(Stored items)
↓↓↓

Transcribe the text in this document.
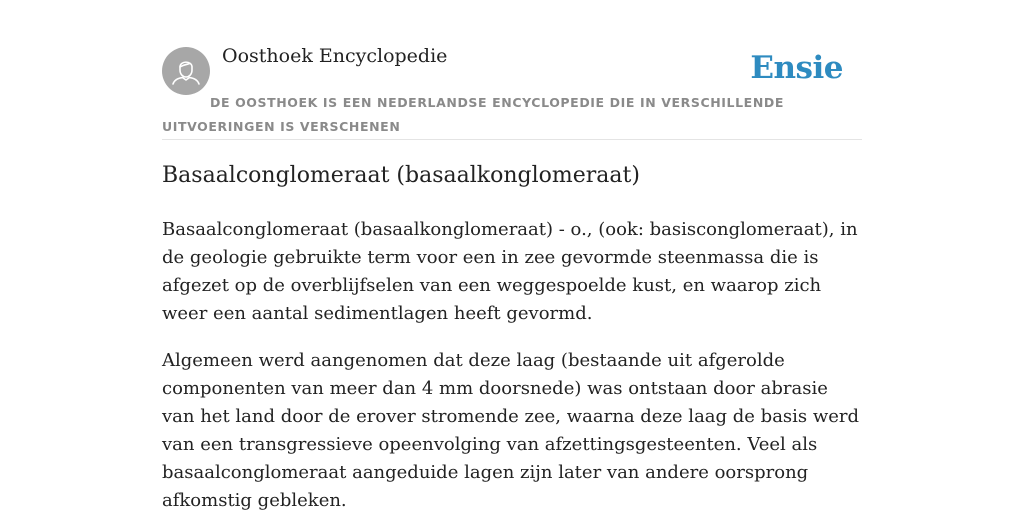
Oosthoek Encyclopedie	Ensie
DE OOSTHOEK IS EEN NEDERLANDSE ENCYCLOPEDIE DIE IN VERSCHILLENDE UITVOERINGEN IS VERSCHENEN
Basaalconglomeraat (basaalkonglomeraat)

Basaalconglomeraat (basaalkonglomeraat) - o., (ook: basisconglomeraat), in de geologie gebruikte term voor een in zee gevormde steenmassa die is afgezet op de overblijfselen van een weggespoelde kust, en waarop zich weer een aantal sedimentlagen heeft gevormd.

Algemeen werd aangenomen dat deze laag (bestaande uit afgerolde componenten van meer dan 4 mm doorsnede) was ontstaan door abrasie van het land door de erover stromende zee, waarna deze laag de basis werd van een transgressieve opeenvolging van afzettingsgesteenten. Veel als basaalconglomeraat aangeduide lagen zijn later van andere oorsprong afkomstig gebleken.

↑↑↑

Your response must restate every record above exactly, with each picture omitted.

§ Reply
Transcribe the text in this document.
Oosthoek Encyclopedie	Ensie
DE OOSTHOEK IS EEN NEDERLANDSE ENCYCLOPEDIE DIE IN VERSCHILLENDE UITVOERINGEN IS VERSCHENEN
Basaalconglomeraat (basaalkonglomeraat)

Basaalconglomeraat (basaalkonglomeraat) - o., (ook: basisconglomeraat), in de geologie gebruikte term voor een in zee gevormde steenmassa die is afgezet op de overblijfselen van een weggespoelde kust, en waarop zich weer een aantal sedimentlagen heeft gevormd.

Algemeen werd aangenomen dat deze laag (bestaande uit afgerolde componenten van meer dan 4 mm doorsnede) was ontstaan door abrasie van het land door de erover stromende zee, waarna deze laag de basis werd van een transgressieve opeenvolging van afzettingsgesteenten. Veel als basaalconglomeraat aangeduide lagen zijn later van andere oorsprong afkomstig gebleken.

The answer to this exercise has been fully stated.